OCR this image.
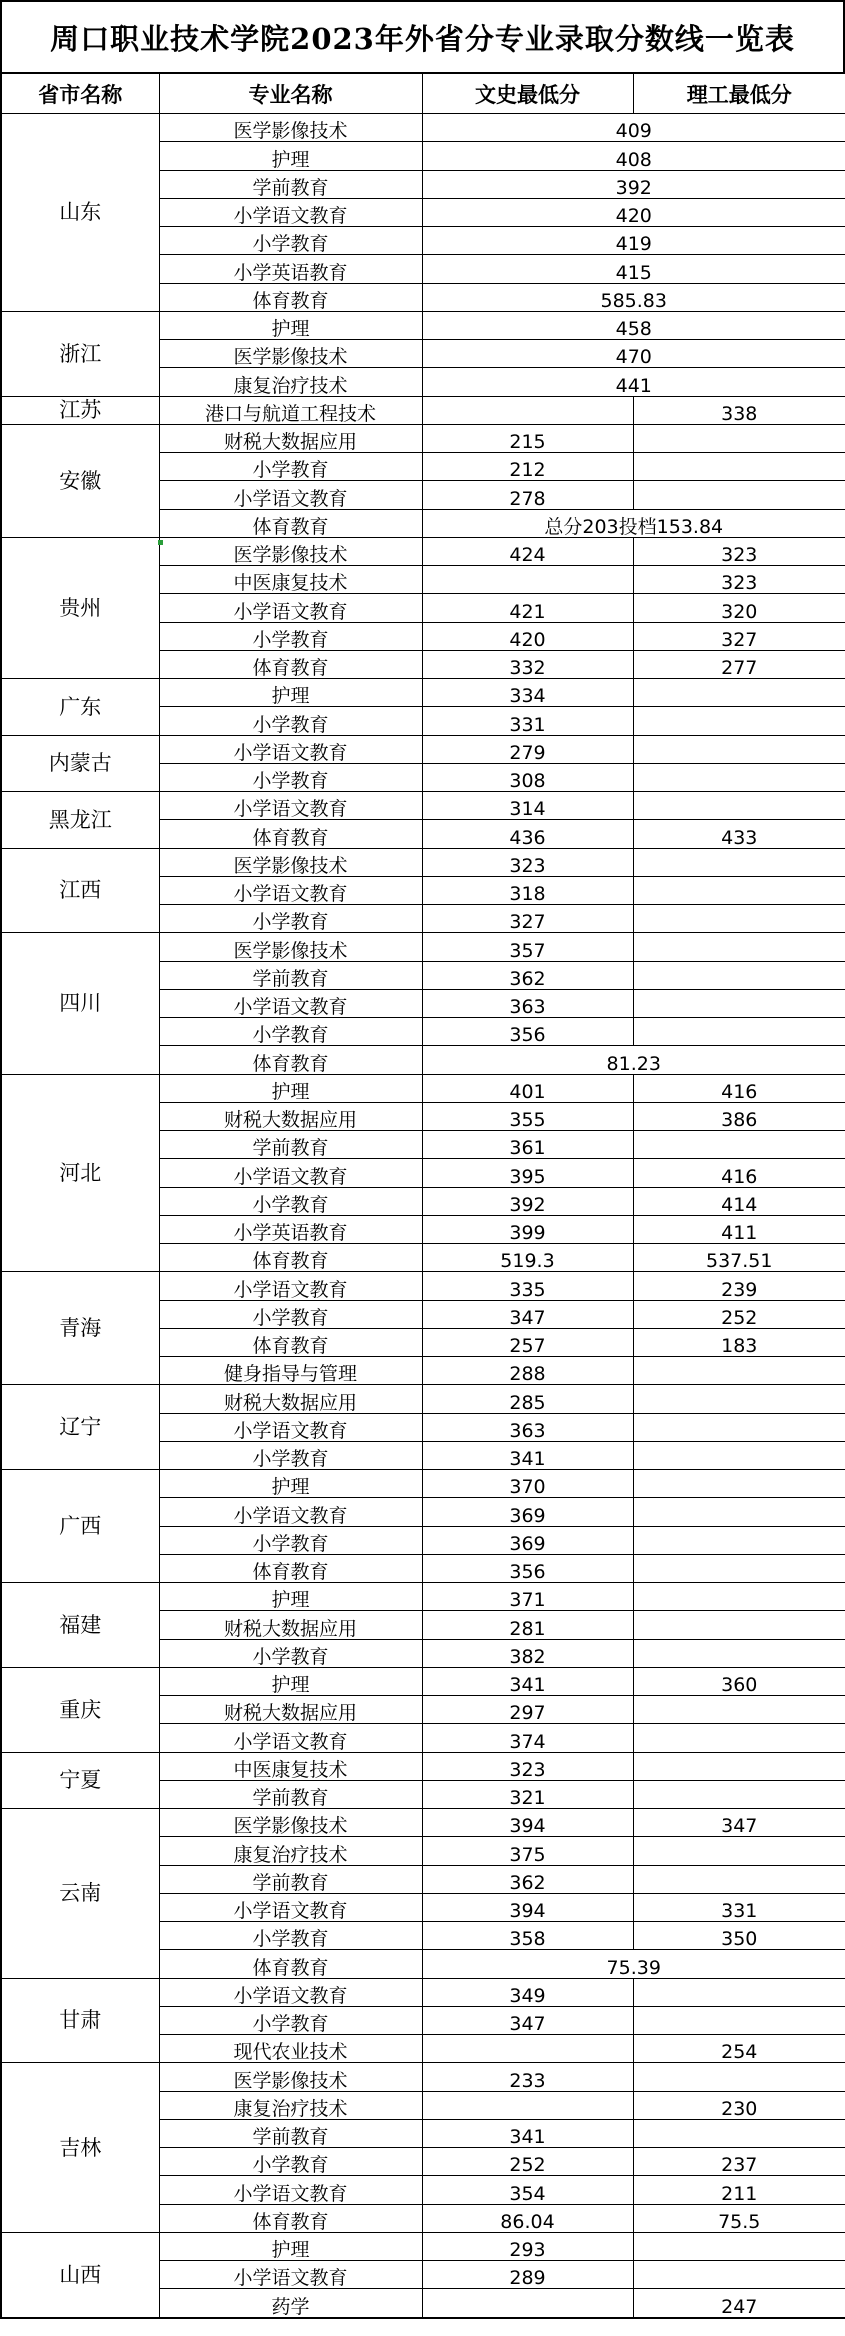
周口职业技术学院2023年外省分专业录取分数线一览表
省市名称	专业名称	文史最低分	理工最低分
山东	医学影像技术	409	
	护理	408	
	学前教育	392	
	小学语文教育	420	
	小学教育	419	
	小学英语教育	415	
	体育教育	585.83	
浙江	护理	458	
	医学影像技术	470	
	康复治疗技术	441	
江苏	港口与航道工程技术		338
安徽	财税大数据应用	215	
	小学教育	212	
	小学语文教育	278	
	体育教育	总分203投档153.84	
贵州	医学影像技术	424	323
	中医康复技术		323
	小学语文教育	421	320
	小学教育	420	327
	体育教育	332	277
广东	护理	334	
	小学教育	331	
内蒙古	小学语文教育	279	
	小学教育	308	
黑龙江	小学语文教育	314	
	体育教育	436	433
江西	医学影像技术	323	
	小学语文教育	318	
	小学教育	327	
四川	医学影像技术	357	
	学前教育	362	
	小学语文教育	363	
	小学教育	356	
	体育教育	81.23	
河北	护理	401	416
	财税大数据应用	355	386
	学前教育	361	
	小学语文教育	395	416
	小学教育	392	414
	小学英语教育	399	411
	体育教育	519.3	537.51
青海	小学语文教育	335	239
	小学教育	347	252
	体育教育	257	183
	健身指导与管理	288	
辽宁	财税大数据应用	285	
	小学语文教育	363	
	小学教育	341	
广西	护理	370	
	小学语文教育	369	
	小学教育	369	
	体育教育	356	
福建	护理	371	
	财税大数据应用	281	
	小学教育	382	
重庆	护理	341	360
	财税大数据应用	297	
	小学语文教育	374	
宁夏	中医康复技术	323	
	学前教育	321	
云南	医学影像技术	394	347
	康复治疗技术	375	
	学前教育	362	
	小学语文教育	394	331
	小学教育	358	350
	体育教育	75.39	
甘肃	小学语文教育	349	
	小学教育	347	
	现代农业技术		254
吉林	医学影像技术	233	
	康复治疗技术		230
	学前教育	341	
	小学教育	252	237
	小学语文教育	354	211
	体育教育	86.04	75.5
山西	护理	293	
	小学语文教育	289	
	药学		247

☆ ☆ ☆ ☆

Goal of the exercise - Output the full set of records above without changing a word, and drop the images.

Task result -
OCR this image.
周口职业技术学院2023年外省分专业录取分数线一览表
省市名称	专业名称	文史最低分	理工最低分
山东	医学影像技术	409	
	护理	408	
	学前教育	392	
	小学语文教育	420	
	小学教育	419	
	小学英语教育	415	
	体育教育	585.83	
浙江	护理	458	
	医学影像技术	470	
	康复治疗技术	441	
江苏	港口与航道工程技术		338
安徽	财税大数据应用	215	
	小学教育	212	
	小学语文教育	278	
	体育教育	总分203投档153.84	
贵州	医学影像技术	424	323
	中医康复技术		323
	小学语文教育	421	320
	小学教育	420	327
	体育教育	332	277
广东	护理	334	
	小学教育	331	
内蒙古	小学语文教育	279	
	小学教育	308	
黑龙江	小学语文教育	314	
	体育教育	436	433
江西	医学影像技术	323	
	小学语文教育	318	
	小学教育	327	
四川	医学影像技术	357	
	学前教育	362	
	小学语文教育	363	
	小学教育	356	
	体育教育	81.23	
河北	护理	401	416
	财税大数据应用	355	386
	学前教育	361	
	小学语文教育	395	416
	小学教育	392	414
	小学英语教育	399	411
	体育教育	519.3	537.51
青海	小学语文教育	335	239
	小学教育	347	252
	体育教育	257	183
	健身指导与管理	288	
辽宁	财税大数据应用	285	
	小学语文教育	363	
	小学教育	341	
广西	护理	370	
	小学语文教育	369	
	小学教育	369	
	体育教育	356	
福建	护理	371	
	财税大数据应用	281	
	小学教育	382	
重庆	护理	341	360
	财税大数据应用	297	
	小学语文教育	374	
宁夏	中医康复技术	323	
	学前教育	321	
云南	医学影像技术	394	347
	康复治疗技术	375	
	学前教育	362	
	小学语文教育	394	331
	小学教育	358	350
	体育教育	75.39	
甘肃	小学语文教育	349	
	小学教育	347	
	现代农业技术		254
吉林	医学影像技术	233	
	康复治疗技术		230
	学前教育	341	
	小学教育	252	237
	小学语文教育	354	211
	体育教育	86.04	75.5
山西	护理	293	
	小学语文教育	289	
	药学		247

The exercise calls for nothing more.